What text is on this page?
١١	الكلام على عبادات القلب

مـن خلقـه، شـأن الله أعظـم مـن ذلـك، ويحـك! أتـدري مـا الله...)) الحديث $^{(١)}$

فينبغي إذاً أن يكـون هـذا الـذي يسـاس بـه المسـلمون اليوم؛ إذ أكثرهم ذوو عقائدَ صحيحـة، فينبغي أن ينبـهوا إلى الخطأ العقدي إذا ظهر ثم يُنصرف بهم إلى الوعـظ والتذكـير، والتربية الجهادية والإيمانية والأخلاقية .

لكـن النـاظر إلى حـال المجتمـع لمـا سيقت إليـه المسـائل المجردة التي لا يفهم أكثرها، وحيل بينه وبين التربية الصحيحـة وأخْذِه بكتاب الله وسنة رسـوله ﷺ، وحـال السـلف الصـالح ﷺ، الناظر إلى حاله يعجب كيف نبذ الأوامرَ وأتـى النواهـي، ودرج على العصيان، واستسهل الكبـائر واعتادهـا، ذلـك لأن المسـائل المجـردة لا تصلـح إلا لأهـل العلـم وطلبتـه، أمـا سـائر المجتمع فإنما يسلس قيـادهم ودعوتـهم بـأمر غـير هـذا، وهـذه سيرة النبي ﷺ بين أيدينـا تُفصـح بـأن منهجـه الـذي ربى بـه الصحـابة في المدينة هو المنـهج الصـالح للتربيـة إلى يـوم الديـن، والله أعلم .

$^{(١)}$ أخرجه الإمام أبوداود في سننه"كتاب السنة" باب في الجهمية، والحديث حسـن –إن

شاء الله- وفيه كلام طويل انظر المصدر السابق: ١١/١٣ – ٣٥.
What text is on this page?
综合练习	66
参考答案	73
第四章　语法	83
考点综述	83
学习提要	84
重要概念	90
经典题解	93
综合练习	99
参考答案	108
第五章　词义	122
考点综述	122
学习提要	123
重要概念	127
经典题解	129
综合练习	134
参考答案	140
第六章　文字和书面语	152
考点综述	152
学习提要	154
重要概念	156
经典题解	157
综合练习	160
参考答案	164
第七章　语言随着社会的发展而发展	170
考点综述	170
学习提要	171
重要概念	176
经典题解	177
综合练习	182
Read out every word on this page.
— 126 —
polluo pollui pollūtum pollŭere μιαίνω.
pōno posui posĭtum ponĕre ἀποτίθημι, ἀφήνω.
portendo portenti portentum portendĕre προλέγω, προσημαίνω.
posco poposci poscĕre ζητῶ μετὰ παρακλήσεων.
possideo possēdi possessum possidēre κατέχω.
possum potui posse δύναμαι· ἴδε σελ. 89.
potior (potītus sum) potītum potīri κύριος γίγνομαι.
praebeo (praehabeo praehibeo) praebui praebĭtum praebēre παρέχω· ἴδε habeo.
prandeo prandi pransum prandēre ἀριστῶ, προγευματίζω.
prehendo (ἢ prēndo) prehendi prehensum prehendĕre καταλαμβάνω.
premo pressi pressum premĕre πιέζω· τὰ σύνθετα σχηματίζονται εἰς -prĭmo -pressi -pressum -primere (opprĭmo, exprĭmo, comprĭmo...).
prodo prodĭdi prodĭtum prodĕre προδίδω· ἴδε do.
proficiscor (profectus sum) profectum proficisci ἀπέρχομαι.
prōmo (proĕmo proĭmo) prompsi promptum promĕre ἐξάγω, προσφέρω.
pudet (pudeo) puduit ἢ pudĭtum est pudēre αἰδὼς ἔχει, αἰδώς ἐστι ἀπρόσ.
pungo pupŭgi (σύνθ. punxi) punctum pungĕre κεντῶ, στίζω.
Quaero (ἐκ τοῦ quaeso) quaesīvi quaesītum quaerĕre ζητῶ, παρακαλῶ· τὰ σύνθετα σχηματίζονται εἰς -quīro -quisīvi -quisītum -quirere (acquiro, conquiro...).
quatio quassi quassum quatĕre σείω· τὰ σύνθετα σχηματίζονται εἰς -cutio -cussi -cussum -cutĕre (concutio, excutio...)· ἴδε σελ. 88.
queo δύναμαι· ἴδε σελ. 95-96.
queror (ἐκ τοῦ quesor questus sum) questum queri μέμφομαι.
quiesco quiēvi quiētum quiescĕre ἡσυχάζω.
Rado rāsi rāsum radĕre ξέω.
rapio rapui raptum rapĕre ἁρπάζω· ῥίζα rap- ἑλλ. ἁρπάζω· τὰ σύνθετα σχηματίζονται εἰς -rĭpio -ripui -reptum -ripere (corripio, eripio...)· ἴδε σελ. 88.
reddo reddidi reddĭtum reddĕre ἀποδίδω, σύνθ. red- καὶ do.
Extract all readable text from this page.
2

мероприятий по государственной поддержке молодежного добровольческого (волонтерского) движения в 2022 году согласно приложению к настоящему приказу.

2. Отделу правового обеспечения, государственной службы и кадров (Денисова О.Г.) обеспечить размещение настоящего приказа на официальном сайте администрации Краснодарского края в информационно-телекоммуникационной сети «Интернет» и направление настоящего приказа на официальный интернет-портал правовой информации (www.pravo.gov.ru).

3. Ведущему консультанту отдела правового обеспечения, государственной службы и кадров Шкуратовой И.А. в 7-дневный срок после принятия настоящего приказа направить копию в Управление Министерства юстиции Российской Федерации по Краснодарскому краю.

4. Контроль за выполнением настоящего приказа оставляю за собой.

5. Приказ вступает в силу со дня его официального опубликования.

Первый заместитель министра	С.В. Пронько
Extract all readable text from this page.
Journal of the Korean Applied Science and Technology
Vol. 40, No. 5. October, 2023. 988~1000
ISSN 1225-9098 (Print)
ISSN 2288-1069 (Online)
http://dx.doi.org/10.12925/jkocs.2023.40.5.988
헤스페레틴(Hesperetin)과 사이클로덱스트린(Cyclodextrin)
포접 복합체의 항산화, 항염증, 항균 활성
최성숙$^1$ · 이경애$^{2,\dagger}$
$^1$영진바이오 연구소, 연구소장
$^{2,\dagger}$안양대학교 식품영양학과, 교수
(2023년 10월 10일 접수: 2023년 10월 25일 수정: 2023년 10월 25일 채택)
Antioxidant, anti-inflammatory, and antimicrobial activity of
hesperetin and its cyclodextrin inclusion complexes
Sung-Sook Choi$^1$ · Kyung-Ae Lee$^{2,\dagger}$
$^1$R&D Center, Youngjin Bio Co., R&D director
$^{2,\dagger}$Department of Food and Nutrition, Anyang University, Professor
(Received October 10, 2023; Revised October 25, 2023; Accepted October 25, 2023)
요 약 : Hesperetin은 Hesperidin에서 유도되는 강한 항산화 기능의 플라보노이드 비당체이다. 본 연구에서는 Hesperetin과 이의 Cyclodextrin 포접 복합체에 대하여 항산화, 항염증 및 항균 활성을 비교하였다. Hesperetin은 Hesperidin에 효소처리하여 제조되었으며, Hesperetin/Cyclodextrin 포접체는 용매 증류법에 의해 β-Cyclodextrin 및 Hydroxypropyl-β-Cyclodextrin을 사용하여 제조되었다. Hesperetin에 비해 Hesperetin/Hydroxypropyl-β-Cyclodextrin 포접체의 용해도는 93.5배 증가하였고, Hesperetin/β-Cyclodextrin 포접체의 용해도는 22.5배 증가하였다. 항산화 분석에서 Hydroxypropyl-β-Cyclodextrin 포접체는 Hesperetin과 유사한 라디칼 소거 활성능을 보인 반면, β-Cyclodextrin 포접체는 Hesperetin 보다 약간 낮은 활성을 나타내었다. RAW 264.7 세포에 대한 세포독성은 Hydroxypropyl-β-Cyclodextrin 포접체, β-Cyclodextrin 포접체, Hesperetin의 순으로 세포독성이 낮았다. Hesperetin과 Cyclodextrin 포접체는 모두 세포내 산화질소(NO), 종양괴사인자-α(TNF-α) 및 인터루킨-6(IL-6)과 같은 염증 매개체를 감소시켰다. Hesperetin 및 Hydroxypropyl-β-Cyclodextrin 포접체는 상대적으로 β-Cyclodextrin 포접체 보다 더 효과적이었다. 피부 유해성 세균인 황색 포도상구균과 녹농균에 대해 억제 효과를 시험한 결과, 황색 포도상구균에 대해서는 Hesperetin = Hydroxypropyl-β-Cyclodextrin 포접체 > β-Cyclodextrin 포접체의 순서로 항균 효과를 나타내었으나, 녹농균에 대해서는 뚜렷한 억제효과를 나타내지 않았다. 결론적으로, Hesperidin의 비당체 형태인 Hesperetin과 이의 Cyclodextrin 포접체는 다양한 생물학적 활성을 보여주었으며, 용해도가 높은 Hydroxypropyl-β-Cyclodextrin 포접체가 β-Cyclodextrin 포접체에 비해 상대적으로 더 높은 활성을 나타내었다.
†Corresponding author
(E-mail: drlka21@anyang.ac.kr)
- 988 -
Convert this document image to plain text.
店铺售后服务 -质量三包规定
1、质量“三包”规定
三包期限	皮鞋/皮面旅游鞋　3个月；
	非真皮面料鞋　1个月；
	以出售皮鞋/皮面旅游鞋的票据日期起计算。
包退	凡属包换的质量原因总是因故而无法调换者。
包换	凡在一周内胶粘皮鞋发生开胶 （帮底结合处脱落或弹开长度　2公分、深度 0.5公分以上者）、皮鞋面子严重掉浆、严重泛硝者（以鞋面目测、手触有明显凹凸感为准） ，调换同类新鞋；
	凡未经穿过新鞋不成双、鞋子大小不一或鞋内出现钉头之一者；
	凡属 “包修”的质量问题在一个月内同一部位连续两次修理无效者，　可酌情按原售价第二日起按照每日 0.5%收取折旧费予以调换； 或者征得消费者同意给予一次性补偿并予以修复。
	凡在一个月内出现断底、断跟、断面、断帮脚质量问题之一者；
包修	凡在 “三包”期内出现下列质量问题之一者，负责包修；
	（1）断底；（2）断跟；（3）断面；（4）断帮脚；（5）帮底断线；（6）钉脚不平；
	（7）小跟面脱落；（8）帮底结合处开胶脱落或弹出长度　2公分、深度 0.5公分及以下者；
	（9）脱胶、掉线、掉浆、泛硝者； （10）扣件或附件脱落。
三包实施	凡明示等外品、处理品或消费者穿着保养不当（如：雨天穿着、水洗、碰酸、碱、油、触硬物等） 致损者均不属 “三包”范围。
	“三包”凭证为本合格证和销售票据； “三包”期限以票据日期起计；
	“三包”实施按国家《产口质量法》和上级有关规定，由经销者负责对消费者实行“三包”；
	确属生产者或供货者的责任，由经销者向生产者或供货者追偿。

- AIM OF THE TASK -
Copy each line above that contains the word "هـذا".

- OUTPUT OF THE EXERCISE -
فينبغي إذاً أن يكـون هـذا الـذي يسـاس بـه المسـلمون اليوم؛ إذ أكثرهم ذوو عقائدَ صحيحـة، فينبغي أن ينبـهوا إلى الخطأ العقدي إذا ظهر ثم يُنصرف بهم إلى الوعـظ والتذكـير، والتربية الجهادية والإيمانية والأخلاقية .
لكـن النـاظر إلى حـال المجتمـع لمـا سيقت إليـه المسـائل المجردة التي لا يفهم أكثرها، وحيل بينه وبين التربية الصحيحـة وأخْذِه بكتاب الله وسنة رسـوله ﷺ، وحـال السـلف الصـالح ﷺ، الناظر إلى حاله يعجب كيف نبذ الأوامرَ وأتـى النواهـي، ودرج على العصيان، واستسهل الكبـائر واعتادهـا، ذلـك لأن المسـائل المجـردة لا تصلـح إلا لأهـل العلـم وطلبتـه، أمـا سـائر المجتمع فإنما يسلس قيـادهم ودعوتـهم بـأمر غـير هـذا، وهـذه سيرة النبي ﷺ بين أيدينـا تُفصـح بـأن منهجـه الـذي ربى بـه الصحـابة في المدينة هو المنـهج الصـالح للتربيـة إلى يـوم الديـن، والله أعلم .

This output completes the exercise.